WHAT IS NEEDED: Count every line where "name" shows up, and give that number only.
......
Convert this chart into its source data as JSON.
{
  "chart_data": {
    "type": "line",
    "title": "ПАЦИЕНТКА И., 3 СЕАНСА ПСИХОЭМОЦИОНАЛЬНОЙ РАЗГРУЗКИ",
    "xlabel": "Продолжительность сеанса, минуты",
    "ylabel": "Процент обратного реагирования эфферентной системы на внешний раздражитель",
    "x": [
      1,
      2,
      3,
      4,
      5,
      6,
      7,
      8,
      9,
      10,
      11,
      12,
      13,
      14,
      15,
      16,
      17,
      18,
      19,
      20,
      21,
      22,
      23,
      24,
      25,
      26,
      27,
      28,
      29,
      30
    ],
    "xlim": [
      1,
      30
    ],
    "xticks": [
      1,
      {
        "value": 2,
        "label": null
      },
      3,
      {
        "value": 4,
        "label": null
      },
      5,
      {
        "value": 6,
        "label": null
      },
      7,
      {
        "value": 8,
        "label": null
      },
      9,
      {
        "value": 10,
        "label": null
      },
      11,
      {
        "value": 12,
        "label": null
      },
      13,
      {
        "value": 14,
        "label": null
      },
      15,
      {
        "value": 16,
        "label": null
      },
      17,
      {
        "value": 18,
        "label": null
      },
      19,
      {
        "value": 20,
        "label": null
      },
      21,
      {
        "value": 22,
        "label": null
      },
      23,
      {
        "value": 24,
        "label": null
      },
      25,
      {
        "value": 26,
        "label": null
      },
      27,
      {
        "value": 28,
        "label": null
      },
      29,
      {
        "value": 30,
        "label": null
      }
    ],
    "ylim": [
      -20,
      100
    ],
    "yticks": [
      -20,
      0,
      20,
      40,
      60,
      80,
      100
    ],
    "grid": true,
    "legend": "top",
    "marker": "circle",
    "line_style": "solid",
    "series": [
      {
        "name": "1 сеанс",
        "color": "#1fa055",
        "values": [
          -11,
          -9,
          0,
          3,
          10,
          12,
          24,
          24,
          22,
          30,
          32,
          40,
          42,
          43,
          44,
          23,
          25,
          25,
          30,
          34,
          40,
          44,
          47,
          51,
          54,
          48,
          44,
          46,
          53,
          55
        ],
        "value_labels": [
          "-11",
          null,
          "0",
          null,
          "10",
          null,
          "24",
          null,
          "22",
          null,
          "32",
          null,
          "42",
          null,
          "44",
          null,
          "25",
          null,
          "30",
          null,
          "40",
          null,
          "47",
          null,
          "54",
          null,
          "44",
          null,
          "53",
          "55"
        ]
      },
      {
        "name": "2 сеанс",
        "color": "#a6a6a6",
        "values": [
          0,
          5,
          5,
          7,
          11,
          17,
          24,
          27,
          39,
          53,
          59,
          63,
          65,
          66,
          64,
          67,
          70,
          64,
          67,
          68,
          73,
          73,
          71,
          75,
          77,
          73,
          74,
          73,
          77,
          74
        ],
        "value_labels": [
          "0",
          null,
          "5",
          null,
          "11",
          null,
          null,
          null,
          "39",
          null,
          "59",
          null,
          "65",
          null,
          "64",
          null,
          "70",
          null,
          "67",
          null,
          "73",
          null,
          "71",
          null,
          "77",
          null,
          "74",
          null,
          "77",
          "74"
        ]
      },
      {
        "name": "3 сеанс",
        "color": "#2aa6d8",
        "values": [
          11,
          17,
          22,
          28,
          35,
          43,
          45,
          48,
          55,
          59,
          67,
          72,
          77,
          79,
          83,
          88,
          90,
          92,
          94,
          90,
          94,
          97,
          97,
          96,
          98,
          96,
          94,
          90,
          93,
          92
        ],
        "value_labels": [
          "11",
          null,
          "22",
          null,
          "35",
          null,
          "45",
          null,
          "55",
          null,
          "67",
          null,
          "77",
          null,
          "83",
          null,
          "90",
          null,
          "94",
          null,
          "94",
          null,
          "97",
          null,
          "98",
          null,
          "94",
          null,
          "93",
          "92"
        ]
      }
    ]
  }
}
......
EXERCISE ANSWER: 3